◆ Records from a data source:
---*---

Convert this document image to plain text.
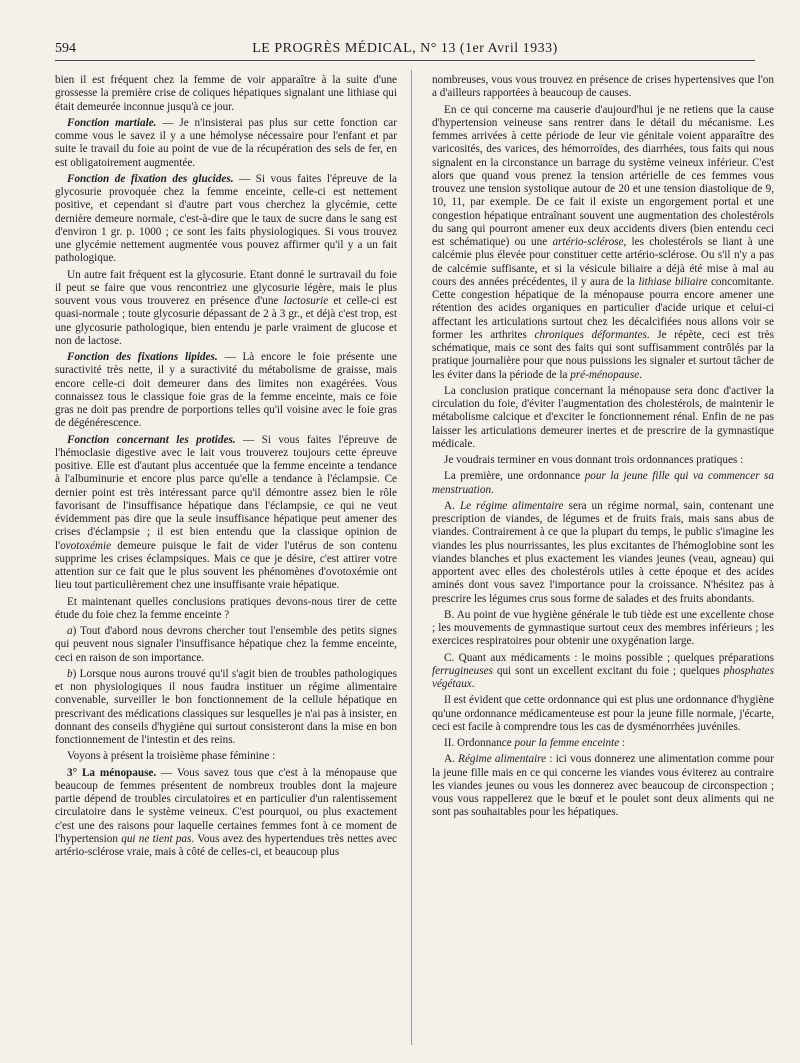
594	LE PROGRÈS MÉDICAL, N° 13 (1er Avril 1933)

bien il est fréquent chez la femme de voir apparaître à la suite d'une grossesse la première crise de coliques hépatiques signalant une lithiase qui était demeurée inconnue jusqu'à ce jour.

Fonction martiale. — Je n'insisterai pas plus sur cette fonction car comme vous le savez il y a une hémolyse nécessaire pour l'enfant et par suite le travail du foie au point de vue de la récupération des sels de fer, en est obligatoirement augmentée.

Fonction de fixation des glucides. — Si vous faites l'épreuve de la glycosurie provoquée chez la femme enceinte, celle-ci est nettement positive, et cependant si d'autre part vous cherchez la glycémie, cette dernière demeure normale, c'est-à-dire que le taux de sucre dans le sang est d'environ 1 gr. p. 1000 ; ce sont les faits physiologiques. Si vous trouvez une glycémie nettement augmentée vous pouvez affirmer qu'il y a un fait pathologique.

Un autre fait fréquent est la glycosurie. Etant donné le surtravail du foie il peut se faire que vous rencontriez une glycosurie légère, mais le plus souvent vous vous trouverez en présence d'une lactosurie et celle-ci est quasi-normale ; toute glycosurie dépassant de 2 à 3 gr., et déjà c'est trop, est une glycosurie pathologique, bien entendu je parle vraiment de glucose et non de lactose.

Fonction des fixations lipides. — Là encore le foie présente une suractivité très nette, il y a suractivité du métabolisme de graisse, mais encore celle-ci doit demeurer dans des limites non exagérées. Vous connaissez tous le classique foie gras de la femme enceinte, mais ce foie gras ne doit pas prendre de porportions telles qu'il voisine avec le foie gras de dégénérescence.

Fonction concernant les protides. — Si vous faites l'épreuve de l'hémoclasie digestive avec le lait vous trouverez toujours cette épreuve positive. Elle est d'autant plus accentuée que la femme enceinte a tendance à l'albuminurie et encore plus parce qu'elle a tendance à l'éclampsie. Ce dernier point est très intéressant parce qu'il démontre assez bien le rôle favorisant de l'insuffisance hépatique dans l'éclampsie, ce qui ne veut évidemment pas dire que la seule insuffisance hépatique peut amener des crises d'éclampsie ; il est bien entendu que la classique opinion de l'ovotoxémie demeure puisque le fait de vider l'utérus de son contenu supprime les crises éclampsiques. Mais ce que je désire, c'est attirer votre attention sur ce fait que le plus souvent les phénomènes d'ovotoxémie ont lieu tout particulièrement chez une insuffisante vraie hépatique.

Et maintenant quelles conclusions pratiques devons-nous tirer de cette étude du foie chez la femme enceinte ?

a) Tout d'abord nous devrons chercher tout l'ensemble des petits signes qui peuvent nous signaler l'insuffisance hépatique chez la femme enceinte, ceci en raison de son importance.

b) Lorsque nous aurons trouvé qu'il s'agit bien de troubles pathologiques et non physiologiques il nous faudra instituer un régime alimentaire convenable, surveiller le bon fonctionnement de la cellule hépatique en prescrivant des médications classiques sur lesquelles je n'ai pas à insister, en donnant des conseils d'hygiène qui surtout consisteront dans la mise en bon fonctionnement de l'intestin et des reins.

Voyons à présent la troisième phase féminine :

3° La ménopause. — Vous savez tous que c'est à la ménopause que beaucoup de femmes présentent de nombreux troubles dont la majeure partie dépend de troubles circulatoires et en particulier d'un ralentissement circulatoire dans le système veineux. C'est pourquoi, ou plus exactement c'est une des raisons pour laquelle certaines femmes font à ce moment de l'hypertension qui ne tient pas. Vous avez des hypertendues très nettes avec artério-sclérose vraie, mais à côté de celles-ci, et beaucoup plus

nombreuses, vous vous trouvez en présence de crises hypertensives que l'on a d'ailleurs rapportées à beaucoup de causes.

En ce qui concerne ma causerie d'aujourd'hui je ne retiens que la cause d'hypertension veineuse sans rentrer dans le détail du mécanisme. Les femmes arrivées à cette période de leur vie génitale voient apparaître des varicosités, des varices, des hémorroïdes, des diarrhées, tous faits qui nous signalent en la circonstance un barrage du système veineux inférieur. C'est alors que quand vous prenez la tension artérielle de ces femmes vous trouvez une tension systolique autour de 20 et une tension diastolique de 9, 10, 11, par exemple. De ce fait il existe un engorgement portal et une congestion hépatique entraînant souvent une augmentation des cholestérols du sang qui pourront amener eux deux accidents divers (bien entendu ceci est schématique) ou une artério-sclérose, les cholestérols se liant à une calcémie plus élevée pour constituer cette artério-sclérose. Ou s'il n'y a pas de calcémie suffisante, et si la vésicule biliaire a déjà été mise à mal au cours des années précédentes, il y aura de la lithiase biliaire concomitante. Cette congestion hépatique de la ménopause pourra encore amener une rétention des acides organiques en particulier d'acide urique et celui-ci affectant les articulations surtout chez les décalcifiées nous allons voir se former les arthrites chroniques déformantes. Je répète, ceci est très schématique, mais ce sont des faits qui sont suffisamment contrôlés par la pratique journalière pour que nous puissions les signaler et surtout tâcher de les éviter dans la période de la pré-ménopause.

La conclusion pratique concernant la ménopause sera donc d'activer la circulation du foie, d'éviter l'augmentation des cholestérols, de maintenir le métabolisme calcique et d'exciter le fonctionnement rénal. Enfin de ne pas laisser les articulations demeurer inertes et de prescrire de la gymnastique médicale.

Je voudrais terminer en vous donnant trois ordonnances pratiques :

La première, une ordonnance pour la jeune fille qui va commencer sa menstruation.

A. Le régime alimentaire sera un régime normal, sain, contenant une prescription de viandes, de légumes et de fruits frais, mais sans abus de viandes. Contrairement à ce que la plupart du temps, le public s'imagine les viandes les plus nourrissantes, les plus excitantes de l'hémoglobine sont les viandes blanches et plus exactement les viandes jeunes (veau, agneau) qui apportent avec elles des cholestérols utiles à cette époque et des acides aminés dont vous savez l'importance pour la croissance. N'hésitez pas à prescrire les légumes crus sous forme de salades et des fruits abondants.

B. Au point de vue hygiène générale le tub tiède est une excellente chose ; les mouvements de gymnastique surtout ceux des membres inférieurs ; les exercices respiratoires pour obtenir une oxygénation large.

C. Quant aux médicaments : le moins possible ; quelques préparations ferrugineuses qui sont un excellent excitant du foie ; quelques phosphates végétaux.

Il est évident que cette ordonnance qui est plus une ordonnance d'hygiène qu'une ordonnance médicamenteuse est pour la jeune fille normale, j'écarte, ceci est facile à comprendre tous les cas de dysménorrhées juvéniles.

II. Ordonnance pour la femme enceinte :

A. Régime alimentaire : ici vous donnerez une alimentation comme pour la jeune fille mais en ce qui concerne les viandes vous éviterez au contraire les viandes jeunes ou vous les donnerez avec beaucoup de circonspection ; vous vous rappellerez que le bœuf et le poulet sont deux aliments qui ne sont pas souhaitables pour les hépatiques.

---*---

Repeat the records above exactly, omitting every picture.

Convert this document image to plain text.
594	LE PROGRÈS MÉDICAL, N° 13 (1er Avril 1933)

bien il est fréquent chez la femme de voir apparaître à la suite d'une grossesse la première crise de coliques hépatiques signalant une lithiase qui était demeurée inconnue jusqu'à ce jour.

Fonction martiale. — Je n'insisterai pas plus sur cette fonction car comme vous le savez il y a une hémolyse nécessaire pour l'enfant et par suite le travail du foie au point de vue de la récupération des sels de fer, en est obligatoirement augmentée.

Fonction de fixation des glucides. — Si vous faites l'épreuve de la glycosurie provoquée chez la femme enceinte, celle-ci est nettement positive, et cependant si d'autre part vous cherchez la glycémie, cette dernière demeure normale, c'est-à-dire que le taux de sucre dans le sang est d'environ 1 gr. p. 1000 ; ce sont les faits physiologiques. Si vous trouvez une glycémie nettement augmentée vous pouvez affirmer qu'il y a un fait pathologique.

Un autre fait fréquent est la glycosurie. Etant donné le surtravail du foie il peut se faire que vous rencontriez une glycosurie légère, mais le plus souvent vous vous trouverez en présence d'une lactosurie et celle-ci est quasi-normale ; toute glycosurie dépassant de 2 à 3 gr., et déjà c'est trop, est une glycosurie pathologique, bien entendu je parle vraiment de glucose et non de lactose.

Fonction des fixations lipides. — Là encore le foie présente une suractivité très nette, il y a suractivité du métabolisme de graisse, mais encore celle-ci doit demeurer dans des limites non exagérées. Vous connaissez tous le classique foie gras de la femme enceinte, mais ce foie gras ne doit pas prendre de porportions telles qu'il voisine avec le foie gras de dégénérescence.

Fonction concernant les protides. — Si vous faites l'épreuve de l'hémoclasie digestive avec le lait vous trouverez toujours cette épreuve positive. Elle est d'autant plus accentuée que la femme enceinte a tendance à l'albuminurie et encore plus parce qu'elle a tendance à l'éclampsie. Ce dernier point est très intéressant parce qu'il démontre assez bien le rôle favorisant de l'insuffisance hépatique dans l'éclampsie, ce qui ne veut évidemment pas dire que la seule insuffisance hépatique peut amener des crises d'éclampsie ; il est bien entendu que la classique opinion de l'ovotoxémie demeure puisque le fait de vider l'utérus de son contenu supprime les crises éclampsiques. Mais ce que je désire, c'est attirer votre attention sur ce fait que le plus souvent les phénomènes d'ovotoxémie ont lieu tout particulièrement chez une insuffisante vraie hépatique.

Et maintenant quelles conclusions pratiques devons-nous tirer de cette étude du foie chez la femme enceinte ?

a) Tout d'abord nous devrons chercher tout l'ensemble des petits signes qui peuvent nous signaler l'insuffisance hépatique chez la femme enceinte, ceci en raison de son importance.

b) Lorsque nous aurons trouvé qu'il s'agit bien de troubles pathologiques et non physiologiques il nous faudra instituer un régime alimentaire convenable, surveiller le bon fonctionnement de la cellule hépatique en prescrivant des médications classiques sur lesquelles je n'ai pas à insister, en donnant des conseils d'hygiène qui surtout consisteront dans la mise en bon fonctionnement de l'intestin et des reins.

Voyons à présent la troisième phase féminine :

3° La ménopause. — Vous savez tous que c'est à la ménopause que beaucoup de femmes présentent de nombreux troubles dont la majeure partie dépend de troubles circulatoires et en particulier d'un ralentissement circulatoire dans le système veineux. C'est pourquoi, ou plus exactement c'est une des raisons pour laquelle certaines femmes font à ce moment de l'hypertension qui ne tient pas. Vous avez des hypertendues très nettes avec artério-sclérose vraie, mais à côté de celles-ci, et beaucoup plus

nombreuses, vous vous trouvez en présence de crises hypertensives que l'on a d'ailleurs rapportées à beaucoup de causes.

En ce qui concerne ma causerie d'aujourd'hui je ne retiens que la cause d'hypertension veineuse sans rentrer dans le détail du mécanisme. Les femmes arrivées à cette période de leur vie génitale voient apparaître des varicosités, des varices, des hémorroïdes, des diarrhées, tous faits qui nous signalent en la circonstance un barrage du système veineux inférieur. C'est alors que quand vous prenez la tension artérielle de ces femmes vous trouvez une tension systolique autour de 20 et une tension diastolique de 9, 10, 11, par exemple. De ce fait il existe un engorgement portal et une congestion hépatique entraînant souvent une augmentation des cholestérols du sang qui pourront amener eux deux accidents divers (bien entendu ceci est schématique) ou une artério-sclérose, les cholestérols se liant à une calcémie plus élevée pour constituer cette artério-sclérose. Ou s'il n'y a pas de calcémie suffisante, et si la vésicule biliaire a déjà été mise à mal au cours des années précédentes, il y aura de la lithiase biliaire concomitante. Cette congestion hépatique de la ménopause pourra encore amener une rétention des acides organiques en particulier d'acide urique et celui-ci affectant les articulations surtout chez les décalcifiées nous allons voir se former les arthrites chroniques déformantes. Je répète, ceci est très schématique, mais ce sont des faits qui sont suffisamment contrôlés par la pratique journalière pour que nous puissions les signaler et surtout tâcher de les éviter dans la période de la pré-ménopause.

La conclusion pratique concernant la ménopause sera donc d'activer la circulation du foie, d'éviter l'augmentation des cholestérols, de maintenir le métabolisme calcique et d'exciter le fonctionnement rénal. Enfin de ne pas laisser les articulations demeurer inertes et de prescrire de la gymnastique médicale.

Je voudrais terminer en vous donnant trois ordonnances pratiques :

La première, une ordonnance pour la jeune fille qui va commencer sa menstruation.

A. Le régime alimentaire sera un régime normal, sain, contenant une prescription de viandes, de légumes et de fruits frais, mais sans abus de viandes. Contrairement à ce que la plupart du temps, le public s'imagine les viandes les plus nourrissantes, les plus excitantes de l'hémoglobine sont les viandes blanches et plus exactement les viandes jeunes (veau, agneau) qui apportent avec elles des cholestérols utiles à cette époque et des acides aminés dont vous savez l'importance pour la croissance. N'hésitez pas à prescrire les légumes crus sous forme de salades et des fruits abondants.

B. Au point de vue hygiène générale le tub tiède est une excellente chose ; les mouvements de gymnastique surtout ceux des membres inférieurs ; les exercices respiratoires pour obtenir une oxygénation large.

C. Quant aux médicaments : le moins possible ; quelques préparations ferrugineuses qui sont un excellent excitant du foie ; quelques phosphates végétaux.

Il est évident que cette ordonnance qui est plus une ordonnance d'hygiène qu'une ordonnance médicamenteuse est pour la jeune fille normale, j'écarte, ceci est facile à comprendre tous les cas de dysménorrhées juvéniles.

II. Ordonnance pour la femme enceinte :

A. Régime alimentaire : ici vous donnerez une alimentation comme pour la jeune fille mais en ce qui concerne les viandes vous éviterez au contraire les viandes jeunes ou vous les donnerez avec beaucoup de circonspection ; vous vous rappellerez que le bœuf et le poulet sont deux aliments qui ne sont pas souhaitables pour les hépatiques.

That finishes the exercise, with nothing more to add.